= RECORDS =
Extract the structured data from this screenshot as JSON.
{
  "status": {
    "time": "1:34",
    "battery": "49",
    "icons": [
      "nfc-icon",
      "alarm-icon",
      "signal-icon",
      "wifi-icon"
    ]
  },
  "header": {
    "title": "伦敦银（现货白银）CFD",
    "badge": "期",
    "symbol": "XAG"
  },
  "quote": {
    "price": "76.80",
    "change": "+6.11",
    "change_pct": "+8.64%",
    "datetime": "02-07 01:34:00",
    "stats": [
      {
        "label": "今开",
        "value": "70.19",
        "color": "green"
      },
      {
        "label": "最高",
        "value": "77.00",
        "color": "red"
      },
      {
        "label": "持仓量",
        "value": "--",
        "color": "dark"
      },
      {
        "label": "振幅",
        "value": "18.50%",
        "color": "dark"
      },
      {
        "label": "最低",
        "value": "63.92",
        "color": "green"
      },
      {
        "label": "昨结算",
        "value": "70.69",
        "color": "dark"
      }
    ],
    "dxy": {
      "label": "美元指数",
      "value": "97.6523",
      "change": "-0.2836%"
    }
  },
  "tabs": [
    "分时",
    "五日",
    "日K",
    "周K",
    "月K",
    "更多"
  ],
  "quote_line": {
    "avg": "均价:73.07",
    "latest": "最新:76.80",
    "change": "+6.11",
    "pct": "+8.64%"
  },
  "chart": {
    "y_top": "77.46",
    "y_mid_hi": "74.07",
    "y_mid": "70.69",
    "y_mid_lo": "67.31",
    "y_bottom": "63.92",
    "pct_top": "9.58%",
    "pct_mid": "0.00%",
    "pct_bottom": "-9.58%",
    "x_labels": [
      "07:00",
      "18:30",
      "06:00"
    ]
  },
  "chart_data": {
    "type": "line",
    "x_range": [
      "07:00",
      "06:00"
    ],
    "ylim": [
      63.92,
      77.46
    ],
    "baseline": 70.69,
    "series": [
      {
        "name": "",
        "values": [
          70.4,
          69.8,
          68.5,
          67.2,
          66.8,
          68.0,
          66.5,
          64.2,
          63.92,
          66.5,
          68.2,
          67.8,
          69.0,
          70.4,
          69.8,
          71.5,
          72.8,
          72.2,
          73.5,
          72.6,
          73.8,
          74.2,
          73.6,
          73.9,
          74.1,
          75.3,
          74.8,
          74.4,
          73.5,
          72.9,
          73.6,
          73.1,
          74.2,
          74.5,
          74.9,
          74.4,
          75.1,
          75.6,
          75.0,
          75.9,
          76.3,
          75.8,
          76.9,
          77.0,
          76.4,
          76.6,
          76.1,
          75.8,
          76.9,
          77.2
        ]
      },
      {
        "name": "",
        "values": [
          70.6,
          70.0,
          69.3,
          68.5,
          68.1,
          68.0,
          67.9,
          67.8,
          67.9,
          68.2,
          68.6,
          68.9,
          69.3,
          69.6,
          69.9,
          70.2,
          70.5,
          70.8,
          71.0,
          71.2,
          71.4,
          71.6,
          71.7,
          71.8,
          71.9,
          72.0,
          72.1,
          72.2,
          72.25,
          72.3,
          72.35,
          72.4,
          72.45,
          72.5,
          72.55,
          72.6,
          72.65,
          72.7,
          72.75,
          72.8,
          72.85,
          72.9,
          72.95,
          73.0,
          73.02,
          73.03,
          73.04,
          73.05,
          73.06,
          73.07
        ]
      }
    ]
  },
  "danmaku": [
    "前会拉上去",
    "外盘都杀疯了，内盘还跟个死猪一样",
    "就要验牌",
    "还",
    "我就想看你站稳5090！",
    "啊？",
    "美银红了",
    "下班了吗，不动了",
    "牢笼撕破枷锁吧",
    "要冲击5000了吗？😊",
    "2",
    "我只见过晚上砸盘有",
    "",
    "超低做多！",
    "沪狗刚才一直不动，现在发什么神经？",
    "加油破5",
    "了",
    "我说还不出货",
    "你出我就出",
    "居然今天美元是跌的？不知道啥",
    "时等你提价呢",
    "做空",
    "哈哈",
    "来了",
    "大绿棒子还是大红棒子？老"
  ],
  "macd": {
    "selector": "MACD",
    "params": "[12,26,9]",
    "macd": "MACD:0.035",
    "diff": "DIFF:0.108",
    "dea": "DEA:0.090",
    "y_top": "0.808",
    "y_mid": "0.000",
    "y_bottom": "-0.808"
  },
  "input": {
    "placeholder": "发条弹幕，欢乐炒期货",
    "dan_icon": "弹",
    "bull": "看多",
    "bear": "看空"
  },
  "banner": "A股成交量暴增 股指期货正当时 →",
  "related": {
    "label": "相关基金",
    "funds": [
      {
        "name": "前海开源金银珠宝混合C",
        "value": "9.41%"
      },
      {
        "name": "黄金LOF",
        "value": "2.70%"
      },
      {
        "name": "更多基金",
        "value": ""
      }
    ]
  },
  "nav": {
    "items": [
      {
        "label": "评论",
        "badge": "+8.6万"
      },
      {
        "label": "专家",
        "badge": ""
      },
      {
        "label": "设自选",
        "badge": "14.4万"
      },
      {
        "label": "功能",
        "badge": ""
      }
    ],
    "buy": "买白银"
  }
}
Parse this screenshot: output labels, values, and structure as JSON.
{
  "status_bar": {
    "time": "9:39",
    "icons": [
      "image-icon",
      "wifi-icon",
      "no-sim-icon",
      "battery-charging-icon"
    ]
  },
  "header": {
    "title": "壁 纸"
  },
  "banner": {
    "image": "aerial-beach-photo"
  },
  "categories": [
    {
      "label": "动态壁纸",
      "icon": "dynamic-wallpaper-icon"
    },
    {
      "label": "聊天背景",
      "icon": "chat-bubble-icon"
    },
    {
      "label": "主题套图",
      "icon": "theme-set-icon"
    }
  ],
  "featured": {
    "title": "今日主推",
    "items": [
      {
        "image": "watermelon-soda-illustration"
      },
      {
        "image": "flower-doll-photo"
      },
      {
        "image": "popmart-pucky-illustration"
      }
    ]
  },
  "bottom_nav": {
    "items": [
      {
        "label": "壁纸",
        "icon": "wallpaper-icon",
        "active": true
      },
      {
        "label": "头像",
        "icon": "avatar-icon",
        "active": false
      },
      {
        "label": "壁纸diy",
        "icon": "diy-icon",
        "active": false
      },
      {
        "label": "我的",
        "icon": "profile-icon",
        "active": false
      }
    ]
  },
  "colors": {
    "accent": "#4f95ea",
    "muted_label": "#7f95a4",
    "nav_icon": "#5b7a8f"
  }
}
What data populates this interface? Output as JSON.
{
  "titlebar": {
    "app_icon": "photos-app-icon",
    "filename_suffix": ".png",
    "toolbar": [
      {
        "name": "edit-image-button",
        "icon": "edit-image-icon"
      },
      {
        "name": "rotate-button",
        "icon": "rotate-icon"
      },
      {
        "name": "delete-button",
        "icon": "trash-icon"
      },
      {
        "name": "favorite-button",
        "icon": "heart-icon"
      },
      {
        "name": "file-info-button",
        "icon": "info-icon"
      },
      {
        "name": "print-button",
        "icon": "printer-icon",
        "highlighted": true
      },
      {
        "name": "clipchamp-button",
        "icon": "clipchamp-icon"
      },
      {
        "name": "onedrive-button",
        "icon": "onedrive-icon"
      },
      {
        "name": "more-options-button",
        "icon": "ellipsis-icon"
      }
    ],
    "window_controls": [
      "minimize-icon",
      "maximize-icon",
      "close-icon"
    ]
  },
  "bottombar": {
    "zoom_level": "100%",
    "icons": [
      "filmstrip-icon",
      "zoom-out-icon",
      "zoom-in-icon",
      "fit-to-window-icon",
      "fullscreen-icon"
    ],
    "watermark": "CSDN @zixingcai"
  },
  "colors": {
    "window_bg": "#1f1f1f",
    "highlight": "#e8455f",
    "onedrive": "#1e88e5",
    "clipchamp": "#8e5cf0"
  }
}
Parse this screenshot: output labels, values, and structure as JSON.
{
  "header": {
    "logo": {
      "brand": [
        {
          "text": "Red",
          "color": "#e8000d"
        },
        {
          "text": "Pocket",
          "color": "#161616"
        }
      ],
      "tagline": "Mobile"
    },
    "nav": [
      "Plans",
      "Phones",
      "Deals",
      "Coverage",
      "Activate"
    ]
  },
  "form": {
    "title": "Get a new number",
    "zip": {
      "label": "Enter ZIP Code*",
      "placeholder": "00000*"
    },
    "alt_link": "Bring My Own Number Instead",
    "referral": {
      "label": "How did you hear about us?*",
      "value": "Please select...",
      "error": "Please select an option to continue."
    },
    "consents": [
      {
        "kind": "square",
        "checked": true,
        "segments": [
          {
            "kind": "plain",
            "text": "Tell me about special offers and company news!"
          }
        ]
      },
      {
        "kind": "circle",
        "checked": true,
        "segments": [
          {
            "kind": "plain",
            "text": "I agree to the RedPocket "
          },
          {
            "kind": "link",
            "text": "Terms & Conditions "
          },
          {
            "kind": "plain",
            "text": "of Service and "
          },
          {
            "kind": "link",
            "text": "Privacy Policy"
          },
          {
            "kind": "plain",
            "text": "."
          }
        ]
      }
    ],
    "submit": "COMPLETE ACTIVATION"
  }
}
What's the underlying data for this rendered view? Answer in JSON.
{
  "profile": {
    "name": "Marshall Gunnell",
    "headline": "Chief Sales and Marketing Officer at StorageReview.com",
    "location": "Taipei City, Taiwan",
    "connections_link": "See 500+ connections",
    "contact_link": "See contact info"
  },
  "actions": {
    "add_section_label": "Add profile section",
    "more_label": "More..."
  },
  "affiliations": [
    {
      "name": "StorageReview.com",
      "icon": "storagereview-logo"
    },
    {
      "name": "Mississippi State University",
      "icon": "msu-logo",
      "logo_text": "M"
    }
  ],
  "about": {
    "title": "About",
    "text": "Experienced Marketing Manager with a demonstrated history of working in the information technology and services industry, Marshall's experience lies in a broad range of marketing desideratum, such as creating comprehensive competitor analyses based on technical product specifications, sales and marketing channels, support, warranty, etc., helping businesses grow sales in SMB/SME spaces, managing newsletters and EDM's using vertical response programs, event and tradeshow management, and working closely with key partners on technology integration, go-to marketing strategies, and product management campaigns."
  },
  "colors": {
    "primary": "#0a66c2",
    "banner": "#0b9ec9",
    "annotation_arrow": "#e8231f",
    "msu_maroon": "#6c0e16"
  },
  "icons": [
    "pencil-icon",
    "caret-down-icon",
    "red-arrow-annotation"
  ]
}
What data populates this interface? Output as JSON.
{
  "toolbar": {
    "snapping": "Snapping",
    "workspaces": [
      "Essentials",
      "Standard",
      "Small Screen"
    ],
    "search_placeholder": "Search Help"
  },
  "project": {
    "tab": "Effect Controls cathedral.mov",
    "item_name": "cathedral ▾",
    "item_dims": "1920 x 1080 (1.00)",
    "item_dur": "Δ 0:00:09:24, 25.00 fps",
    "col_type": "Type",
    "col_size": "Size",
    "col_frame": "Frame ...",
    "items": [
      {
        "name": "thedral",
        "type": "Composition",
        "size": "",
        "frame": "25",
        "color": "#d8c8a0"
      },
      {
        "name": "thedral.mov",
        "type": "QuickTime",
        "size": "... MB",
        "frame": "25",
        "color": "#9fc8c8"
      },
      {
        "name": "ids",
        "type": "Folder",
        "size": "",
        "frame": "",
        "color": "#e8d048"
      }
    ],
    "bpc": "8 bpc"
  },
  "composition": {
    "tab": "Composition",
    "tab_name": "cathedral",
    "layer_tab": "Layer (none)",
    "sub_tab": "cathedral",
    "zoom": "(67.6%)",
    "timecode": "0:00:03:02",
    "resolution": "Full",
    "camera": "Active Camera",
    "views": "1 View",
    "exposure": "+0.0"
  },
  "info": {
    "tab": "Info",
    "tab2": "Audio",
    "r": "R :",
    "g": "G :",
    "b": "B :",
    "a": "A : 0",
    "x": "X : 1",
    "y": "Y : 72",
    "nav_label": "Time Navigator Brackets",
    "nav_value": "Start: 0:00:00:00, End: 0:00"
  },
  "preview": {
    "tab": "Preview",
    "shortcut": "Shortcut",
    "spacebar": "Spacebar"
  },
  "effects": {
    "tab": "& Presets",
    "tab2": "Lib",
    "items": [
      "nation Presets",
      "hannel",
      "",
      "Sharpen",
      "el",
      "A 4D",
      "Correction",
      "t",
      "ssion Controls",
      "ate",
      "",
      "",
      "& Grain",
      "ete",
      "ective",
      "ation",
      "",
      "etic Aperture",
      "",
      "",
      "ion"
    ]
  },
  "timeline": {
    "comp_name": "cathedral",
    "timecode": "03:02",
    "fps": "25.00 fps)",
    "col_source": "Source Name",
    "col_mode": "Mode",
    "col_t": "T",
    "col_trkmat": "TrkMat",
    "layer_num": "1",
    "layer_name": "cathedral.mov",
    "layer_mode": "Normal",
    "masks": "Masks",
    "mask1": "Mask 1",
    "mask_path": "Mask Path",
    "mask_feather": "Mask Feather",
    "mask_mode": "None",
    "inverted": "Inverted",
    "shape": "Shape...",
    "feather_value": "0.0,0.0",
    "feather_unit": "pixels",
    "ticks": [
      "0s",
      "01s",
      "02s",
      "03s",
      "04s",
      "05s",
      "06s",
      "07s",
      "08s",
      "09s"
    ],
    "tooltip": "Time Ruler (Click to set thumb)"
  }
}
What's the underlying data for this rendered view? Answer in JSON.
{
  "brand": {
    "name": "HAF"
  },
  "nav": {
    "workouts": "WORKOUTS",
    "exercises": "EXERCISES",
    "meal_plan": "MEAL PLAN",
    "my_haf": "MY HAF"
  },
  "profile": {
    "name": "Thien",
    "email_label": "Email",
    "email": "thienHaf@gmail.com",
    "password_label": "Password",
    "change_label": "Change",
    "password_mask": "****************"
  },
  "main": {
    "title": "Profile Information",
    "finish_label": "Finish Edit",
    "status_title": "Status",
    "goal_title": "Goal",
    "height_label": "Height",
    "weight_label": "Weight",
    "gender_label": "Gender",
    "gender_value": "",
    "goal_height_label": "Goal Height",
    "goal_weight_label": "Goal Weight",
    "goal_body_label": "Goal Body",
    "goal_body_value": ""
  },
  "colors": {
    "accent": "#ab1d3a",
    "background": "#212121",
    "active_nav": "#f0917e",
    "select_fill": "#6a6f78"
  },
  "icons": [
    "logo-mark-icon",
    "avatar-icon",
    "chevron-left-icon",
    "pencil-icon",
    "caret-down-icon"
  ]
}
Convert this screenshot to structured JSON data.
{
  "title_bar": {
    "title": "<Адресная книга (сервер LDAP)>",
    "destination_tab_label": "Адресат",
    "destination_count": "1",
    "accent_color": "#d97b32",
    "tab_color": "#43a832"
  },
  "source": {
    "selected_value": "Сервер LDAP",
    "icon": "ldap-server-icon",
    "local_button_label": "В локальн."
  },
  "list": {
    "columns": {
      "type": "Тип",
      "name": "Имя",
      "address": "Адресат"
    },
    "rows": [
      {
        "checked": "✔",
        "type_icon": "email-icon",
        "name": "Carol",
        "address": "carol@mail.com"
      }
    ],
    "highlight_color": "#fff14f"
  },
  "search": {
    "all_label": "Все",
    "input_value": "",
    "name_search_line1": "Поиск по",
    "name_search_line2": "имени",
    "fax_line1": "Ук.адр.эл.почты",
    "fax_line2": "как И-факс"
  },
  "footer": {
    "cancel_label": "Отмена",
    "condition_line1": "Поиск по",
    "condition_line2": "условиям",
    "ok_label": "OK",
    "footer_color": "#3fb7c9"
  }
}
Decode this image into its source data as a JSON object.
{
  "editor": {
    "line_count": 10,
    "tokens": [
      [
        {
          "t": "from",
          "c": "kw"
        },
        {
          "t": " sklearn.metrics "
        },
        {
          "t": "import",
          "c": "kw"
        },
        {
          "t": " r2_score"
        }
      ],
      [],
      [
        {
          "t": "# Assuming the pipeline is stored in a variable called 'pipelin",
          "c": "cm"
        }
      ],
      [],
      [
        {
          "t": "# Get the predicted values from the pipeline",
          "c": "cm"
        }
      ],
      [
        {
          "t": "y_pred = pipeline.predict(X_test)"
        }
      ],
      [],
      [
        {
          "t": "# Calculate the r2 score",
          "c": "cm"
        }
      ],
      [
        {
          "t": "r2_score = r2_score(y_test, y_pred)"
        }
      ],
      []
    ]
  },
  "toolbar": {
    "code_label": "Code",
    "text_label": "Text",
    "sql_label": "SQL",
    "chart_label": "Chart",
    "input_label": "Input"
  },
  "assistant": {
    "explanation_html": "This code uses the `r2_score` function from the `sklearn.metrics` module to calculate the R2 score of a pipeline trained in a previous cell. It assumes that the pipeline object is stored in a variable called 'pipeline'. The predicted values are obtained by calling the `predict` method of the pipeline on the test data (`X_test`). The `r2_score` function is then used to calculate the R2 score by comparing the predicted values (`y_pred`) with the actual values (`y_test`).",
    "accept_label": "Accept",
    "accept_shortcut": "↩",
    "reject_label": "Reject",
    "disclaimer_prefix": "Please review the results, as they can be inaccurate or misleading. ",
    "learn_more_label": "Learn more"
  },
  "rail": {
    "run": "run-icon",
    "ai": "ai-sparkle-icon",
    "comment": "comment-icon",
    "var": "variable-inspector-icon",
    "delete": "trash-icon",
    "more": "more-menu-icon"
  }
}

= GIVEN PROBLEM =
Go through the lines above. Select every one that has the string "banner".

= WRITTEN SOLUTION =
  "banner": "A股成交量暴增 股指期货正当时 →",
  "banner": {
    "banner": "#0b9ec9",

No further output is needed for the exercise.